(Raw records)
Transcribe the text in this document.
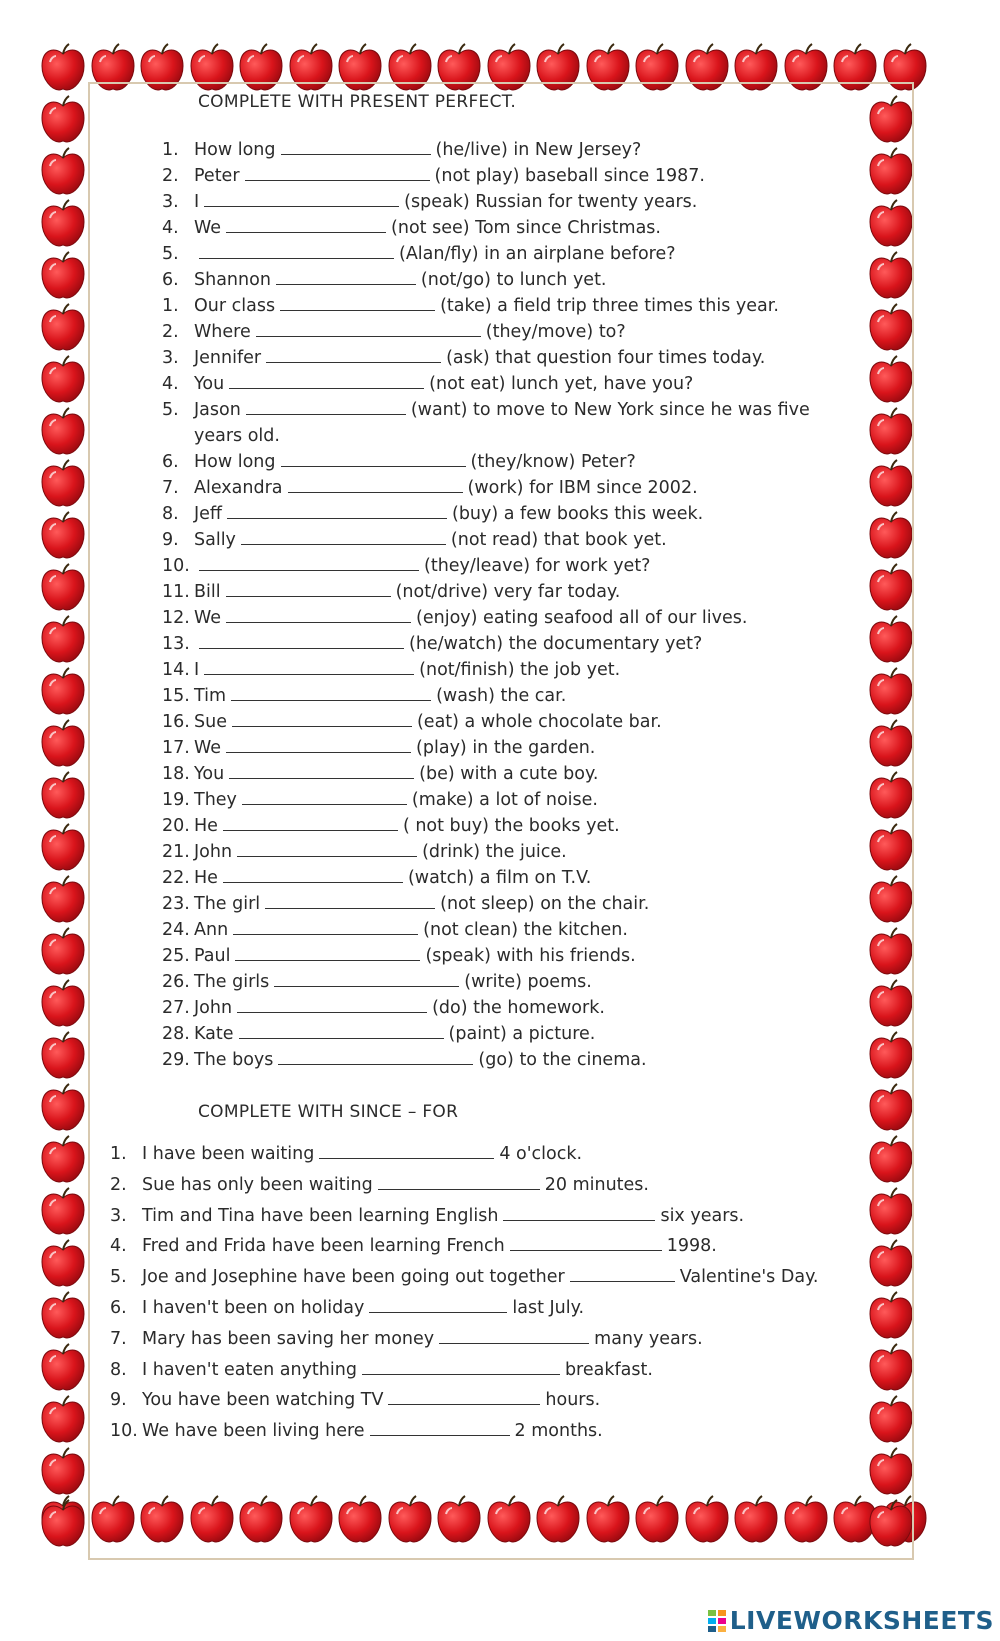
COMPLETE WITH PRESENT PERFECT.
1. How long	(he/live) in New Jersey?
2. Peter	(not play) baseball since 1987.
3. I	(speak) Russian for twenty years.
4. We	(not see) Tom since Christmas.
5.	(Alan/fly) in an airplane before?
6. Shannon	(not/go) to lunch yet.
1. Our class	(take) a field trip three times this year.
2. Where	(they/move) to?
3. Jennifer	(ask) that question four times today.
4. You	(not eat) lunch yet, have you?
5. Jason	(want) to move to New York since he was five
years old.
6. How long	(they/know) Peter?
7. Alexandra	(work) for IBM since 2002.
8. Jeff	(buy) a few books this week.
9. Sally	(not read) that book yet.
10.	(they/leave) for work yet?
11. Bill	(not/drive) very far today.
12. We	(enjoy) eating seafood all of our lives.
13.	(he/watch) the documentary yet?
14. I	(not/finish) the job yet.
15. Tim	(wash) the car.
16. Sue	(eat) a whole chocolate bar.
17. We	(play) in the garden.
18. You	(be) with a cute boy.
19. They	(make) a lot of noise.
20. He	( not buy) the books yet.
21. John	(drink) the juice.
22. He	(watch) a film on T.V.
23. The girl	(not sleep) on the chair.
24. Ann	(not clean) the kitchen.
25. Paul	(speak) with his friends.
26. The girls	(write) poems.
27. John	(do) the homework.
28. Kate	(paint) a picture.
29. The boys	(go) to the cinema.
COMPLETE WITH SINCE – FOR
1. I have been waiting	4 o'clock.
2. Sue has only been waiting	20 minutes.
3. Tim and Tina have been learning English	six years.
4. Fred and Frida have been learning French	1998.
5. Joe and Josephine have been going out together	Valentine's Day.
6. I haven't been on holiday	last July.
7. Mary has been saving her money	many years.
8. I haven't eaten anything	breakfast.
9. You have been watching TV	hours.
10. We have been living here	2 months.
LIVEWORKSHEETS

* **Task description**
Filter out all lines lacking the word "haven" and copy the rest.

* **The completed task**
6. I haven't been on holiday	last July.
8. I haven't eaten anything	breakfast.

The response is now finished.